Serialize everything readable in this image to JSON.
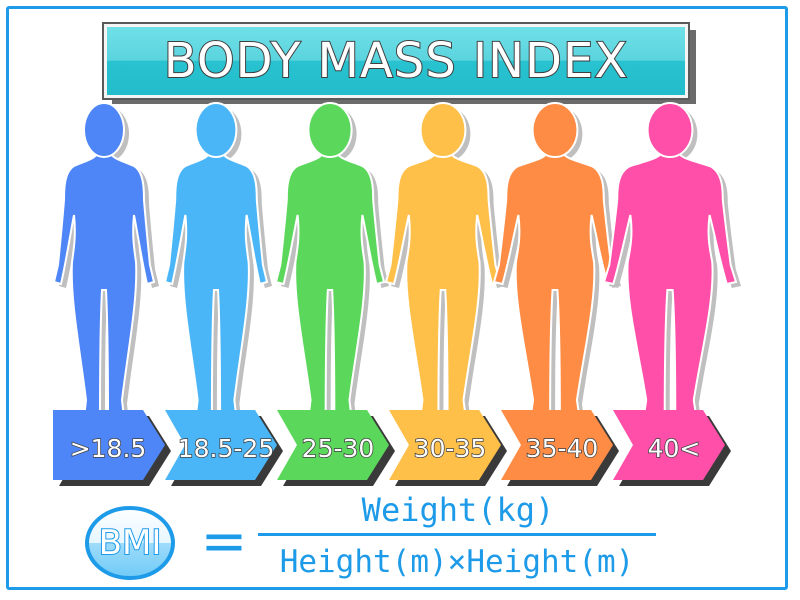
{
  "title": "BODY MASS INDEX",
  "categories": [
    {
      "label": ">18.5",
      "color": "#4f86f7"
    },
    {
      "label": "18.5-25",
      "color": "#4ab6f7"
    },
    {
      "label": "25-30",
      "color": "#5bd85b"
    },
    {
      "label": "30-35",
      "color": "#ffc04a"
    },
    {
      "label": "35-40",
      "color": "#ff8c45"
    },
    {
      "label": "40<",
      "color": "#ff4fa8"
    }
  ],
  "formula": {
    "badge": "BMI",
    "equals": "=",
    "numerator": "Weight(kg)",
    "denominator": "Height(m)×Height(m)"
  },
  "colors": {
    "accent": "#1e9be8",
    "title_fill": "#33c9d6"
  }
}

########################################

*Problem requirements*
Your task is to transcribe all of the records precisely, with no images included.

*Worked answer*
Serialize everything readable in this image to JSON.
{
  "title": "BODY MASS INDEX",
  "categories": [
    {
      "label": ">18.5",
      "color": "#4f86f7"
    },
    {
      "label": "18.5-25",
      "color": "#4ab6f7"
    },
    {
      "label": "25-30",
      "color": "#5bd85b"
    },
    {
      "label": "30-35",
      "color": "#ffc04a"
    },
    {
      "label": "35-40",
      "color": "#ff8c45"
    },
    {
      "label": "40<",
      "color": "#ff4fa8"
    }
  ],
  "formula": {
    "badge": "BMI",
    "equals": "=",
    "numerator": "Weight(kg)",
    "denominator": "Height(m)×Height(m)"
  },
  "colors": {
    "accent": "#1e9be8",
    "title_fill": "#33c9d6"
  }
}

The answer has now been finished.